### DATASET
━━━━━━━━━━━━━━━━━━━━

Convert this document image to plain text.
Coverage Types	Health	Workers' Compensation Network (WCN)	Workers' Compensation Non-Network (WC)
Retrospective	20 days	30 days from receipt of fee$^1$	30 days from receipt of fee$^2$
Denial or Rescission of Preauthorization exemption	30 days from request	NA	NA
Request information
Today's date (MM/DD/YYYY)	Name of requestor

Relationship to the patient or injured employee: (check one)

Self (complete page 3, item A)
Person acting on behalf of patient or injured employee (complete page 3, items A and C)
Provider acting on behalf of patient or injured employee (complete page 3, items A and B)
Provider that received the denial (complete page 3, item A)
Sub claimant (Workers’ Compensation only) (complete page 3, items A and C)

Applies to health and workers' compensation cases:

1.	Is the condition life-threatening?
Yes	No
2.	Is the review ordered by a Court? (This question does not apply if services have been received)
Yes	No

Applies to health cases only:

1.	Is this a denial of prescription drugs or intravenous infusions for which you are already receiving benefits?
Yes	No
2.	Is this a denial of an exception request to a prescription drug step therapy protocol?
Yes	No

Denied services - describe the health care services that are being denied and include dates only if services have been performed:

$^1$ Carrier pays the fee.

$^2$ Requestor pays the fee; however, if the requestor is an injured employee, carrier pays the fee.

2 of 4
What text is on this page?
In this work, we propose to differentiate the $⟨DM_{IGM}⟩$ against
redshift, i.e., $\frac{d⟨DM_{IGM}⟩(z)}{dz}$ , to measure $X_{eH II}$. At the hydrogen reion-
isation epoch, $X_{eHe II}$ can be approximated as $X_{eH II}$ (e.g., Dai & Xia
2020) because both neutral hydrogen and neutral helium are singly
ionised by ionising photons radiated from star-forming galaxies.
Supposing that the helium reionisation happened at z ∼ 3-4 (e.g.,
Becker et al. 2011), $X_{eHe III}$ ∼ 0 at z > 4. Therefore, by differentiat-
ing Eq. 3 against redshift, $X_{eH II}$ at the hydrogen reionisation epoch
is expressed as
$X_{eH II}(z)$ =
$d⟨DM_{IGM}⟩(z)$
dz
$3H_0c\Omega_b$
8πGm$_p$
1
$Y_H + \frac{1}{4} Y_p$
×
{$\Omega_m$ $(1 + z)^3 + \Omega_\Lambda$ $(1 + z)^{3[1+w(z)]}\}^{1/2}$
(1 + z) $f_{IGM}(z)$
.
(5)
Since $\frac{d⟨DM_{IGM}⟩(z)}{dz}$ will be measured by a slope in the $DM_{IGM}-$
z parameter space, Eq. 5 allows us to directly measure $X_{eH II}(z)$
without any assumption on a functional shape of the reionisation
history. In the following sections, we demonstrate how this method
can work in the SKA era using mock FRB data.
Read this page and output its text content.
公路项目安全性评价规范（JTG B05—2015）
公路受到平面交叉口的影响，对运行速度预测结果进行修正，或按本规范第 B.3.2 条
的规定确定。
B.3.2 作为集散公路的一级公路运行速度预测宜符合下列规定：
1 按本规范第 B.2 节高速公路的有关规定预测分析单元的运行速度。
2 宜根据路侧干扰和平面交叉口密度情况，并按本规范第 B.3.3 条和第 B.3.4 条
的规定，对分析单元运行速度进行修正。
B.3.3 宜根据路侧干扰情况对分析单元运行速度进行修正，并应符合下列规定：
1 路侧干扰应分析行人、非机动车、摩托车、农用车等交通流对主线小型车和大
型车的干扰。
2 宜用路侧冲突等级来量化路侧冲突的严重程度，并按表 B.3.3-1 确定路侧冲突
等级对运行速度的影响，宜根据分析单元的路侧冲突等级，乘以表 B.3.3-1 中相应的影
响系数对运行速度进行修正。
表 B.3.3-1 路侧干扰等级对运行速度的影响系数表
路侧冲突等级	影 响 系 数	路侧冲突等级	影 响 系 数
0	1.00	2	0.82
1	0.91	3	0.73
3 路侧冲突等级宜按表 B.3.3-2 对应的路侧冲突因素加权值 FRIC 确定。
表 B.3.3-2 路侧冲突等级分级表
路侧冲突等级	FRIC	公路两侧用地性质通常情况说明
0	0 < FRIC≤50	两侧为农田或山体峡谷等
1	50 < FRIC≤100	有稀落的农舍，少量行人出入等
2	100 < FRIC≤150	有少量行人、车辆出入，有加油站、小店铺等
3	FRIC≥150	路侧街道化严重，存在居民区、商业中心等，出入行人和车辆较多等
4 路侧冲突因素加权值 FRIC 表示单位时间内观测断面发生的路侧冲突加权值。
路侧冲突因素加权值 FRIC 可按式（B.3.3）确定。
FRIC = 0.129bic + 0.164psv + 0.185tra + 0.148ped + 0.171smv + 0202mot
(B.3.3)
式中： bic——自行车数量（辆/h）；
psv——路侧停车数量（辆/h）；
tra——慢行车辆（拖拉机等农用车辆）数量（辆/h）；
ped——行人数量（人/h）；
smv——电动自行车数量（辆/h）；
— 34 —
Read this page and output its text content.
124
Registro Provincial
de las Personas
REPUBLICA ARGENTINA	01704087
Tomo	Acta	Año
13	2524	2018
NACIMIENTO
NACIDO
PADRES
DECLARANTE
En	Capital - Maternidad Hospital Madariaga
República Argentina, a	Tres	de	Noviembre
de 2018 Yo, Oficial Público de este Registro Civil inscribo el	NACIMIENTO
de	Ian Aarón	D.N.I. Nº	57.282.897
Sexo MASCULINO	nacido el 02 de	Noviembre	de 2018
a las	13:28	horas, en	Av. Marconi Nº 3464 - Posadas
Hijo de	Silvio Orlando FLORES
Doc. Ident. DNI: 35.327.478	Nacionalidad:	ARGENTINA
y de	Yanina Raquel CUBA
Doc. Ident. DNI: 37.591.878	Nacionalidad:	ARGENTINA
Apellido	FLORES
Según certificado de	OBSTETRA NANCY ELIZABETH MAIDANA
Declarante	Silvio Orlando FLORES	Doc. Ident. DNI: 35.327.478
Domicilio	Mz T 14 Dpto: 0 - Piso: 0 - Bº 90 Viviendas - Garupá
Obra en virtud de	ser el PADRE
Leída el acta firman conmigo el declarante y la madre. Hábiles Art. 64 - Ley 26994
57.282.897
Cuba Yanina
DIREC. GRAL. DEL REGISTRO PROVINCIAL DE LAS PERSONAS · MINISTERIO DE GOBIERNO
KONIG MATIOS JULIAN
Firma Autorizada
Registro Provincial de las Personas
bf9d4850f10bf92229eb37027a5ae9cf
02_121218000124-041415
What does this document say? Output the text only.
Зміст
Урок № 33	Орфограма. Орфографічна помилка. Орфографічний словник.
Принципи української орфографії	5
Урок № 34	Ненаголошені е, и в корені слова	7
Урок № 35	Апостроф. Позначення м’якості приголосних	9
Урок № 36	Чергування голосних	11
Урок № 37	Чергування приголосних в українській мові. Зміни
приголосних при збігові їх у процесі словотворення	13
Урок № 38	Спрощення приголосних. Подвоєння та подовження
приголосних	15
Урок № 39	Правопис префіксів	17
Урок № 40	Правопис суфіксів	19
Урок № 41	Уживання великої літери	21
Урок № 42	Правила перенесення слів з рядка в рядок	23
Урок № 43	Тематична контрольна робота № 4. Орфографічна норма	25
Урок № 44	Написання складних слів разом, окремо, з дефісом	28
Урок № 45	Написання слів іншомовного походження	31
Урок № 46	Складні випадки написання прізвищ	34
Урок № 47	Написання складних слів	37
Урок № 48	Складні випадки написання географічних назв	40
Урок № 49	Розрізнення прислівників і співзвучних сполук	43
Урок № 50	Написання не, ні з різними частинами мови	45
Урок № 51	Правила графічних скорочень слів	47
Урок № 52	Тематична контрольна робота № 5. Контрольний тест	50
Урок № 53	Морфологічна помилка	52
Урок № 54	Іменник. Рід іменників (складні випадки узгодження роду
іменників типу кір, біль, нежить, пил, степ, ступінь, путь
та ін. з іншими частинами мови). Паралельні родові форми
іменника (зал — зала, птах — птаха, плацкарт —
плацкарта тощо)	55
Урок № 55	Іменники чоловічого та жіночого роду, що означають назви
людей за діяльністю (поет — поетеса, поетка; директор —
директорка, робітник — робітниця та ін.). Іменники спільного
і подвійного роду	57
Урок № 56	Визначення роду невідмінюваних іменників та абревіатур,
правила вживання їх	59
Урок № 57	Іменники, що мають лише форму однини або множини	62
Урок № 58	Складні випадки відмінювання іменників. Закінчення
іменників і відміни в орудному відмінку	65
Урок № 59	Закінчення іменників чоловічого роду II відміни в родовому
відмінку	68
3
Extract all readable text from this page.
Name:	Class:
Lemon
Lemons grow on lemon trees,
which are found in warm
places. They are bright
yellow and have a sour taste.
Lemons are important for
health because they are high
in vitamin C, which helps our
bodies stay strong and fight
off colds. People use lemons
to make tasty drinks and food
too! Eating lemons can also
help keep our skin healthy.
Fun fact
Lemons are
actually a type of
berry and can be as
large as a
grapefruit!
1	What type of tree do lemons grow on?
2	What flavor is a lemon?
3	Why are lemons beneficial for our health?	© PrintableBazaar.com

━━━━━━━━━━━━━━━━━━━━

### YOUR OBJECTIVE
Pick out every line of the listing containing the word "відміни", and show those lines.

### ANSWER BELOW
іменників і відміни в орудному відмінку	65
Урок № 59	Закінчення іменників чоловічого роду II відміни в родовому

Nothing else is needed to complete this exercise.